**Given problem:**
Without including the pictures, copy out every line below.

**Entries supplied:**
============================================================

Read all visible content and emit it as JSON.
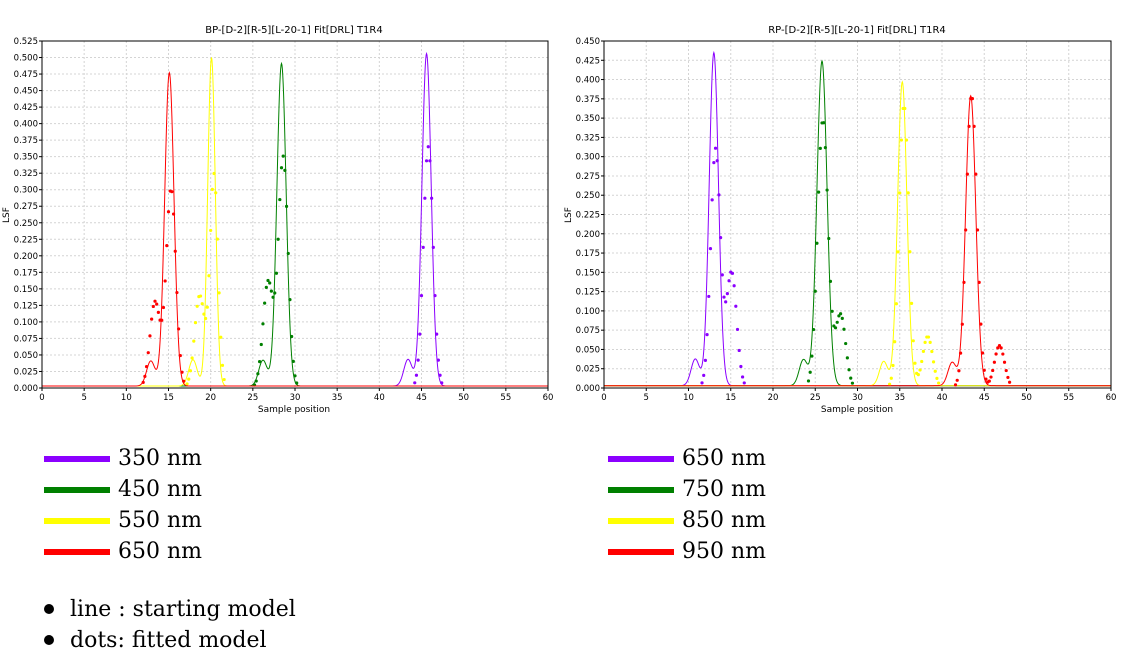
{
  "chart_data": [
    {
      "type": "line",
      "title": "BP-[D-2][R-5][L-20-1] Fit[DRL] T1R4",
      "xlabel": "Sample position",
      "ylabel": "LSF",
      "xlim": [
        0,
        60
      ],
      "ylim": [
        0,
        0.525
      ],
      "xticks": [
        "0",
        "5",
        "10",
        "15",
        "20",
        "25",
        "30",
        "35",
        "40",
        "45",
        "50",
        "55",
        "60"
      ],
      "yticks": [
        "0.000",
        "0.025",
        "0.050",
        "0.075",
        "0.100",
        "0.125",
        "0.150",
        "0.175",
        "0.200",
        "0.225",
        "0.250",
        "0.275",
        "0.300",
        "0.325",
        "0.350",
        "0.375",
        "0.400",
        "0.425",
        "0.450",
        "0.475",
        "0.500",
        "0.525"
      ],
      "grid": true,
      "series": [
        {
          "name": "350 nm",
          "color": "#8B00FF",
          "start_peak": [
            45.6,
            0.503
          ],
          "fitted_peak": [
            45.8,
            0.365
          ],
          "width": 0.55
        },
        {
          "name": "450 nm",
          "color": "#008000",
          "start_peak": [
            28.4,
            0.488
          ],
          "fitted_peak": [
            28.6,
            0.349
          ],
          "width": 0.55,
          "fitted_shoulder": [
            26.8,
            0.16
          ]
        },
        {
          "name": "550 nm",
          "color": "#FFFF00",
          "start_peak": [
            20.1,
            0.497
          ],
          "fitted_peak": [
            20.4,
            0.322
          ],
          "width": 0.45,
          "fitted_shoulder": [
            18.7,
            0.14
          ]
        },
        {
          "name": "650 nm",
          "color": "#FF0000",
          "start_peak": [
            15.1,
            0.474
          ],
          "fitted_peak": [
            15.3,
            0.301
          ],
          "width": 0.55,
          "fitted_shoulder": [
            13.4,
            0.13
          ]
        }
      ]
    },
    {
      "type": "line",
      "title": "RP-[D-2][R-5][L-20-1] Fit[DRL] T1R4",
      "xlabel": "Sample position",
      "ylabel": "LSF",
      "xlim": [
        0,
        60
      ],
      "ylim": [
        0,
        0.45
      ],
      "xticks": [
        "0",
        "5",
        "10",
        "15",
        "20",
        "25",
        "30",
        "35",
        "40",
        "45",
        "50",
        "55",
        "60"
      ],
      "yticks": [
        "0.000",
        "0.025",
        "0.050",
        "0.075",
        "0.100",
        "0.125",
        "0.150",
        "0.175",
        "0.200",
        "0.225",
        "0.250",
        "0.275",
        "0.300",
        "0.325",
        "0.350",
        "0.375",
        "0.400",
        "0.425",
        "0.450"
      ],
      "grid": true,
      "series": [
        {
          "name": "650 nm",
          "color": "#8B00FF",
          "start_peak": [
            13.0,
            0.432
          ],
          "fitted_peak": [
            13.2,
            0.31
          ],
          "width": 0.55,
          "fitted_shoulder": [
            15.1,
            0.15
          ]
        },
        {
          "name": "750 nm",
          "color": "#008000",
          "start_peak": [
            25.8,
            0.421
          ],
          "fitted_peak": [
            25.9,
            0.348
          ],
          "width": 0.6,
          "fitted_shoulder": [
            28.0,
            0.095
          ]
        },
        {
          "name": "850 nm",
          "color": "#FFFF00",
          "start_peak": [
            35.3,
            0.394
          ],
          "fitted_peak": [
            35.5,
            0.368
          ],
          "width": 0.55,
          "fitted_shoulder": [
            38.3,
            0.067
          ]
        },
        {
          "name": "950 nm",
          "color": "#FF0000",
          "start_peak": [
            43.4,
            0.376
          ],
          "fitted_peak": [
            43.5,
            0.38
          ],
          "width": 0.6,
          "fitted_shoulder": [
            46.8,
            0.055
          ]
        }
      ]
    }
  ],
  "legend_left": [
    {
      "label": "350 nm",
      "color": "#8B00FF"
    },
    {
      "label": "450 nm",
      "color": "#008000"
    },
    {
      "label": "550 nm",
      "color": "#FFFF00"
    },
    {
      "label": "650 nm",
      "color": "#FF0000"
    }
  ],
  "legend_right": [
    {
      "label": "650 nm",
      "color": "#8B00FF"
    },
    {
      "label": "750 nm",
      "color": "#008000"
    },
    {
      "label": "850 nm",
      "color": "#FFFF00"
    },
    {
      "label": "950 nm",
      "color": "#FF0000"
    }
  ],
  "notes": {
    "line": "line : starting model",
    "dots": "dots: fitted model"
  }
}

============================================================

**Output of the task:**
Read all visible content and emit it as JSON.
{
  "chart_data": [
    {
      "type": "line",
      "title": "BP-[D-2][R-5][L-20-1] Fit[DRL] T1R4",
      "xlabel": "Sample position",
      "ylabel": "LSF",
      "xlim": [
        0,
        60
      ],
      "ylim": [
        0,
        0.525
      ],
      "xticks": [
        "0",
        "5",
        "10",
        "15",
        "20",
        "25",
        "30",
        "35",
        "40",
        "45",
        "50",
        "55",
        "60"
      ],
      "yticks": [
        "0.000",
        "0.025",
        "0.050",
        "0.075",
        "0.100",
        "0.125",
        "0.150",
        "0.175",
        "0.200",
        "0.225",
        "0.250",
        "0.275",
        "0.300",
        "0.325",
        "0.350",
        "0.375",
        "0.400",
        "0.425",
        "0.450",
        "0.475",
        "0.500",
        "0.525"
      ],
      "grid": true,
      "series": [
        {
          "name": "350 nm",
          "color": "#8B00FF",
          "start_peak": [
            45.6,
            0.503
          ],
          "fitted_peak": [
            45.8,
            0.365
          ],
          "width": 0.55
        },
        {
          "name": "450 nm",
          "color": "#008000",
          "start_peak": [
            28.4,
            0.488
          ],
          "fitted_peak": [
            28.6,
            0.349
          ],
          "width": 0.55,
          "fitted_shoulder": [
            26.8,
            0.16
          ]
        },
        {
          "name": "550 nm",
          "color": "#FFFF00",
          "start_peak": [
            20.1,
            0.497
          ],
          "fitted_peak": [
            20.4,
            0.322
          ],
          "width": 0.45,
          "fitted_shoulder": [
            18.7,
            0.14
          ]
        },
        {
          "name": "650 nm",
          "color": "#FF0000",
          "start_peak": [
            15.1,
            0.474
          ],
          "fitted_peak": [
            15.3,
            0.301
          ],
          "width": 0.55,
          "fitted_shoulder": [
            13.4,
            0.13
          ]
        }
      ]
    },
    {
      "type": "line",
      "title": "RP-[D-2][R-5][L-20-1] Fit[DRL] T1R4",
      "xlabel": "Sample position",
      "ylabel": "LSF",
      "xlim": [
        0,
        60
      ],
      "ylim": [
        0,
        0.45
      ],
      "xticks": [
        "0",
        "5",
        "10",
        "15",
        "20",
        "25",
        "30",
        "35",
        "40",
        "45",
        "50",
        "55",
        "60"
      ],
      "yticks": [
        "0.000",
        "0.025",
        "0.050",
        "0.075",
        "0.100",
        "0.125",
        "0.150",
        "0.175",
        "0.200",
        "0.225",
        "0.250",
        "0.275",
        "0.300",
        "0.325",
        "0.350",
        "0.375",
        "0.400",
        "0.425",
        "0.450"
      ],
      "grid": true,
      "series": [
        {
          "name": "650 nm",
          "color": "#8B00FF",
          "start_peak": [
            13.0,
            0.432
          ],
          "fitted_peak": [
            13.2,
            0.31
          ],
          "width": 0.55,
          "fitted_shoulder": [
            15.1,
            0.15
          ]
        },
        {
          "name": "750 nm",
          "color": "#008000",
          "start_peak": [
            25.8,
            0.421
          ],
          "fitted_peak": [
            25.9,
            0.348
          ],
          "width": 0.6,
          "fitted_shoulder": [
            28.0,
            0.095
          ]
        },
        {
          "name": "850 nm",
          "color": "#FFFF00",
          "start_peak": [
            35.3,
            0.394
          ],
          "fitted_peak": [
            35.5,
            0.368
          ],
          "width": 0.55,
          "fitted_shoulder": [
            38.3,
            0.067
          ]
        },
        {
          "name": "950 nm",
          "color": "#FF0000",
          "start_peak": [
            43.4,
            0.376
          ],
          "fitted_peak": [
            43.5,
            0.38
          ],
          "width": 0.6,
          "fitted_shoulder": [
            46.8,
            0.055
          ]
        }
      ]
    }
  ],
  "legend_left": [
    {
      "label": "350 nm",
      "color": "#8B00FF"
    },
    {
      "label": "450 nm",
      "color": "#008000"
    },
    {
      "label": "550 nm",
      "color": "#FFFF00"
    },
    {
      "label": "650 nm",
      "color": "#FF0000"
    }
  ],
  "legend_right": [
    {
      "label": "650 nm",
      "color": "#8B00FF"
    },
    {
      "label": "750 nm",
      "color": "#008000"
    },
    {
      "label": "850 nm",
      "color": "#FFFF00"
    },
    {
      "label": "950 nm",
      "color": "#FF0000"
    }
  ],
  "notes": {
    "line": "line : starting model",
    "dots": "dots: fitted model"
  }
}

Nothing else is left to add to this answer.